▸ Written exercise
Every line that holds "this" should be shown.

Extracts from a graphics dataset:
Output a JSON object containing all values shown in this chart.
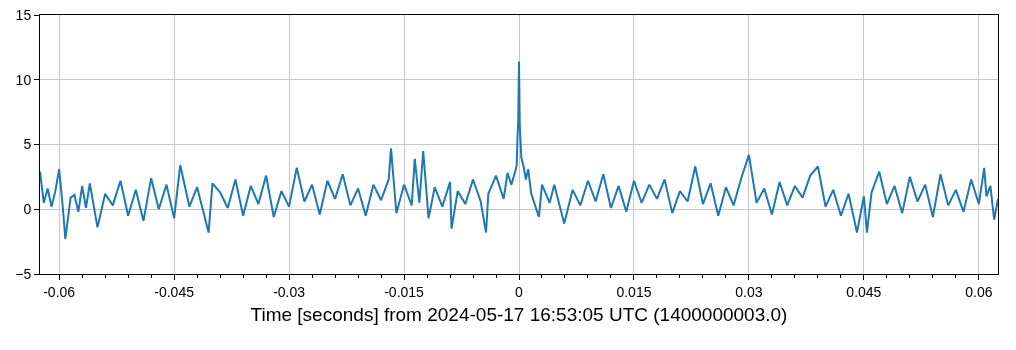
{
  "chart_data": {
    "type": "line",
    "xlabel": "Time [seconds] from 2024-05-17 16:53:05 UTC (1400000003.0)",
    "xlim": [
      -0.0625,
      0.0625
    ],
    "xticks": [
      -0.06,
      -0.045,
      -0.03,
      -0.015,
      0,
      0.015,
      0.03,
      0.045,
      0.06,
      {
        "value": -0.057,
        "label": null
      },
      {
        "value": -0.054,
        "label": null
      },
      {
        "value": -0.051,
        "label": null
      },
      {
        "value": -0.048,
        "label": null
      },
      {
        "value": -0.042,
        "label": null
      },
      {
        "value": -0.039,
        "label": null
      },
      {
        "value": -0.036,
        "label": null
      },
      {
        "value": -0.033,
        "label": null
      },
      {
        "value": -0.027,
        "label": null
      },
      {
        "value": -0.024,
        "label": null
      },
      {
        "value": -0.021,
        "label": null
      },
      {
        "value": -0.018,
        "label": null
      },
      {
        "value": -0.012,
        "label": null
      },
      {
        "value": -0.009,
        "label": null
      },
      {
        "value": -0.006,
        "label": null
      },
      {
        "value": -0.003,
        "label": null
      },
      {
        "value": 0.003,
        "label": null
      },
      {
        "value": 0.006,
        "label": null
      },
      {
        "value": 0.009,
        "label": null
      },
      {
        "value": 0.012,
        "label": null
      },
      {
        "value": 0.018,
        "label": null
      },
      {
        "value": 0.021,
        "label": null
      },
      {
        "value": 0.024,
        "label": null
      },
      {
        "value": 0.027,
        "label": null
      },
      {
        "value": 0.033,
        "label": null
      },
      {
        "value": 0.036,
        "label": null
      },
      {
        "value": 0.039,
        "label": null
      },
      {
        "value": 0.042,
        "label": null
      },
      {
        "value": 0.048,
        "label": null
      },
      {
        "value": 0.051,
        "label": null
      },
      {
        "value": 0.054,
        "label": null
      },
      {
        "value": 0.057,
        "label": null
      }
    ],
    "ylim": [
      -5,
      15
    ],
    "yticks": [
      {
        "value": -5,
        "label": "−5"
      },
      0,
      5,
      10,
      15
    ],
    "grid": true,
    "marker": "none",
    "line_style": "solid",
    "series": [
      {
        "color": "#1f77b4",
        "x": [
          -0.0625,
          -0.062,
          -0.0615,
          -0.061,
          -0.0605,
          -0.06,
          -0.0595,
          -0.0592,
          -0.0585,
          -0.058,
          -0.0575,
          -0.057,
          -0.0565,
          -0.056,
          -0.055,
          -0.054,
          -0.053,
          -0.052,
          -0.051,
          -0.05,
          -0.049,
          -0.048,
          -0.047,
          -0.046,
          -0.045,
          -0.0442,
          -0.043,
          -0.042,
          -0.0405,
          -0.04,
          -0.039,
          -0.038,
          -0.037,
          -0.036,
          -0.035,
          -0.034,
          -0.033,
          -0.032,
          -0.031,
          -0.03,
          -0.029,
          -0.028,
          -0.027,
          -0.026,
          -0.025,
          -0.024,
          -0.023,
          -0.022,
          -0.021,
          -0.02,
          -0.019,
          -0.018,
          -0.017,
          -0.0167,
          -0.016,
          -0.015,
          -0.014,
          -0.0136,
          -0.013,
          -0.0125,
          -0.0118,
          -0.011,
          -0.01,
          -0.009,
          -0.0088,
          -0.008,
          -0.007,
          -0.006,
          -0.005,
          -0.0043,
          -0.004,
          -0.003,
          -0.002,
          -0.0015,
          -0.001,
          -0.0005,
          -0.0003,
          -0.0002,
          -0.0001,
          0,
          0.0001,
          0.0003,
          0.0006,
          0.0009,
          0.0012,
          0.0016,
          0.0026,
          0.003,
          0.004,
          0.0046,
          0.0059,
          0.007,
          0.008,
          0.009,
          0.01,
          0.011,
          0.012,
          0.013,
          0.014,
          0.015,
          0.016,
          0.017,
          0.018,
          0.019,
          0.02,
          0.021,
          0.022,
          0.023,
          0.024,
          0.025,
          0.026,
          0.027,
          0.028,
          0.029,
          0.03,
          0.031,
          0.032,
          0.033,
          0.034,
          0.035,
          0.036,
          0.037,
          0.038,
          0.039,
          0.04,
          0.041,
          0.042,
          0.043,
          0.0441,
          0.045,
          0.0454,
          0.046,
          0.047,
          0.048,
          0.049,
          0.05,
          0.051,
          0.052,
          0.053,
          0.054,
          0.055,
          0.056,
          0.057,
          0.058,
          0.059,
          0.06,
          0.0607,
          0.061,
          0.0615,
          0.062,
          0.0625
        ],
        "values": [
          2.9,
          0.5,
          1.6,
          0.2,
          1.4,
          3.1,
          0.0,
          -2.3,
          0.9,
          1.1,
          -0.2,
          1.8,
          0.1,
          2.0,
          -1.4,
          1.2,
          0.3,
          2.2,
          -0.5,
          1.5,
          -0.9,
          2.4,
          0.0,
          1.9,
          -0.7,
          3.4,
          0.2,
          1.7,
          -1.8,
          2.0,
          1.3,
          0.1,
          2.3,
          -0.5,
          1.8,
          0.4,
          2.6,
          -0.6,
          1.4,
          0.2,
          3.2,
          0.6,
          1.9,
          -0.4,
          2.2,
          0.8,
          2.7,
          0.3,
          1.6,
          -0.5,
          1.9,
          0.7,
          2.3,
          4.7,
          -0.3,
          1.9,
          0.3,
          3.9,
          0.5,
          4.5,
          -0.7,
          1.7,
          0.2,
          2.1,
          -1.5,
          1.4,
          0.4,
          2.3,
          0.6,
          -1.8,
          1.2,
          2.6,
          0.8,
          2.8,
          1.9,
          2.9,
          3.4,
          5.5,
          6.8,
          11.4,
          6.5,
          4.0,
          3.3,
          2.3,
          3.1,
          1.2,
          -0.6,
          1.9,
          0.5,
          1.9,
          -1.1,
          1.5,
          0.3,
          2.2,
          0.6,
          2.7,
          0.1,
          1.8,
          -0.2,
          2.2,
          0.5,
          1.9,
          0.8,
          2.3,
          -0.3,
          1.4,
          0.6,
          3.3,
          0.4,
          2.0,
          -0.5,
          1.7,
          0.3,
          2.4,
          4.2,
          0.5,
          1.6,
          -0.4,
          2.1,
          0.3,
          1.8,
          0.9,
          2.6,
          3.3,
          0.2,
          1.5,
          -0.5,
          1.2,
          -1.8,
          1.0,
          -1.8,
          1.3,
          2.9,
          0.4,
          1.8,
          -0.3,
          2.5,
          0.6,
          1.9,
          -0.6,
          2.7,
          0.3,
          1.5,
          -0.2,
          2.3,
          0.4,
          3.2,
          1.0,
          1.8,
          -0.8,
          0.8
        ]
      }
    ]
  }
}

==

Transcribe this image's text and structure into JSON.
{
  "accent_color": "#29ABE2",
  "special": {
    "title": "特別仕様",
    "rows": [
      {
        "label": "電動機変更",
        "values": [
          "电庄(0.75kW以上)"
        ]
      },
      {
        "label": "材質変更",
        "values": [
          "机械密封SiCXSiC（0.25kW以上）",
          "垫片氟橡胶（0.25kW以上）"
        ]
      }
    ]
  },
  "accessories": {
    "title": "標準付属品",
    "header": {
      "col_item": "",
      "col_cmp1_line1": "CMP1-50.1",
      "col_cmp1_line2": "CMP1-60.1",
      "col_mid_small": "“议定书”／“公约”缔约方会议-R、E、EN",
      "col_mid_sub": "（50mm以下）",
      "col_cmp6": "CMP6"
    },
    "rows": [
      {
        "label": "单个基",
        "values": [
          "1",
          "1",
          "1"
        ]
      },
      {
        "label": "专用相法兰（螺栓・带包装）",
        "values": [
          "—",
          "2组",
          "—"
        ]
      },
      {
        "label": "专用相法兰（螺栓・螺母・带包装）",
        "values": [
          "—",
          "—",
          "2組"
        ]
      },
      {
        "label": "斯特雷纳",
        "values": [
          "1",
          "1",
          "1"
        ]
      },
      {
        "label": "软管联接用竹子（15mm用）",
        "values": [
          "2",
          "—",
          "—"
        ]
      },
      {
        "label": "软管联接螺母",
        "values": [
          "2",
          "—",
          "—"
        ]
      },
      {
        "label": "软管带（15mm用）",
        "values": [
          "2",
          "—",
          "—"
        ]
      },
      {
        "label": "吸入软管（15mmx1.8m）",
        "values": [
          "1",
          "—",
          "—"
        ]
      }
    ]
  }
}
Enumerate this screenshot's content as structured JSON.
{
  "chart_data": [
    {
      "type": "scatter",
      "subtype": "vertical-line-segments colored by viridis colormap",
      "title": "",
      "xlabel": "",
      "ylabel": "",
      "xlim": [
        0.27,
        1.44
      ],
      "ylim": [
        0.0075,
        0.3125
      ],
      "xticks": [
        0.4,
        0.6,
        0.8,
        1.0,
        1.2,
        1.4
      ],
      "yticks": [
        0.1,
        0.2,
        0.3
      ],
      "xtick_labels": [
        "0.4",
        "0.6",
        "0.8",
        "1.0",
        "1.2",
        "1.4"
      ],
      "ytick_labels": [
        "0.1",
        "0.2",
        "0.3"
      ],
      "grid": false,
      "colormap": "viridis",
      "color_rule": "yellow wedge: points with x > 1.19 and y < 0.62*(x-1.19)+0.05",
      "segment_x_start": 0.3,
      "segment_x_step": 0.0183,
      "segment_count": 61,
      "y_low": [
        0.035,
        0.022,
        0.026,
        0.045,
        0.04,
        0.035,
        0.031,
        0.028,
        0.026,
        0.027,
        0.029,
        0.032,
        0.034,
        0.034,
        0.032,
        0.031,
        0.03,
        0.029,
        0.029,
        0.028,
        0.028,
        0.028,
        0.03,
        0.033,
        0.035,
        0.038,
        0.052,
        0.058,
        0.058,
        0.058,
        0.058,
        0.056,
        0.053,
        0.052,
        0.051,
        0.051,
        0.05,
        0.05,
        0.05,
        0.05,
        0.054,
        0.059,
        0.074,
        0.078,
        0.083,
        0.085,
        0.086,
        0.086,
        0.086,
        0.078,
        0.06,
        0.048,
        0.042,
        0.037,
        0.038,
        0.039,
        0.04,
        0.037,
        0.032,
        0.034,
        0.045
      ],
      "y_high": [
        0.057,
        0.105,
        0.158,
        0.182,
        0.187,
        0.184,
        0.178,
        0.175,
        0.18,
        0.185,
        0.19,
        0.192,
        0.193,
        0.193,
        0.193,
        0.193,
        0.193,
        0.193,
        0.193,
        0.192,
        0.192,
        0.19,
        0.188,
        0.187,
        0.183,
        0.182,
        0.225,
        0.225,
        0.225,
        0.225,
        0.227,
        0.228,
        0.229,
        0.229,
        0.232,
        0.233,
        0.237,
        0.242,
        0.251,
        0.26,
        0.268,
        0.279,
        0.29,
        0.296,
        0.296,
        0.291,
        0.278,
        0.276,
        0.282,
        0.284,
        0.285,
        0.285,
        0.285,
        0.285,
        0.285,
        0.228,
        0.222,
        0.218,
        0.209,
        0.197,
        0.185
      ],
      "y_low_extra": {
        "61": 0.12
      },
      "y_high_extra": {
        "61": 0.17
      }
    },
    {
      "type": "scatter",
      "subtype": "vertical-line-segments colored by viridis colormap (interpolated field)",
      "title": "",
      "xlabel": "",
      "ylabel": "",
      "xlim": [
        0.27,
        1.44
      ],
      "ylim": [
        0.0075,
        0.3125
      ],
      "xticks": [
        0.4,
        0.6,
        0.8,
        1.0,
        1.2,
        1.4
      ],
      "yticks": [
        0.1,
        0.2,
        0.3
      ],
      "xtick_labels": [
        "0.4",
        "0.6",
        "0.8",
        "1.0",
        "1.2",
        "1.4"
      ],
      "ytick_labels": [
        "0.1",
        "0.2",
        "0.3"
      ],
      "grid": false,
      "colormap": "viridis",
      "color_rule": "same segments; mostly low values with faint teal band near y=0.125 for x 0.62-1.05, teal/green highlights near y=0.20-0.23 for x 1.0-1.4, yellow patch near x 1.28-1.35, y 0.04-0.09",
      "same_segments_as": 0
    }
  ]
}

▸ Finished answer
Output a JSON object containing all values shown in this chart.
Transcribe this image's text and structure into JSON.
Enumerate this screenshot's content as structured JSON.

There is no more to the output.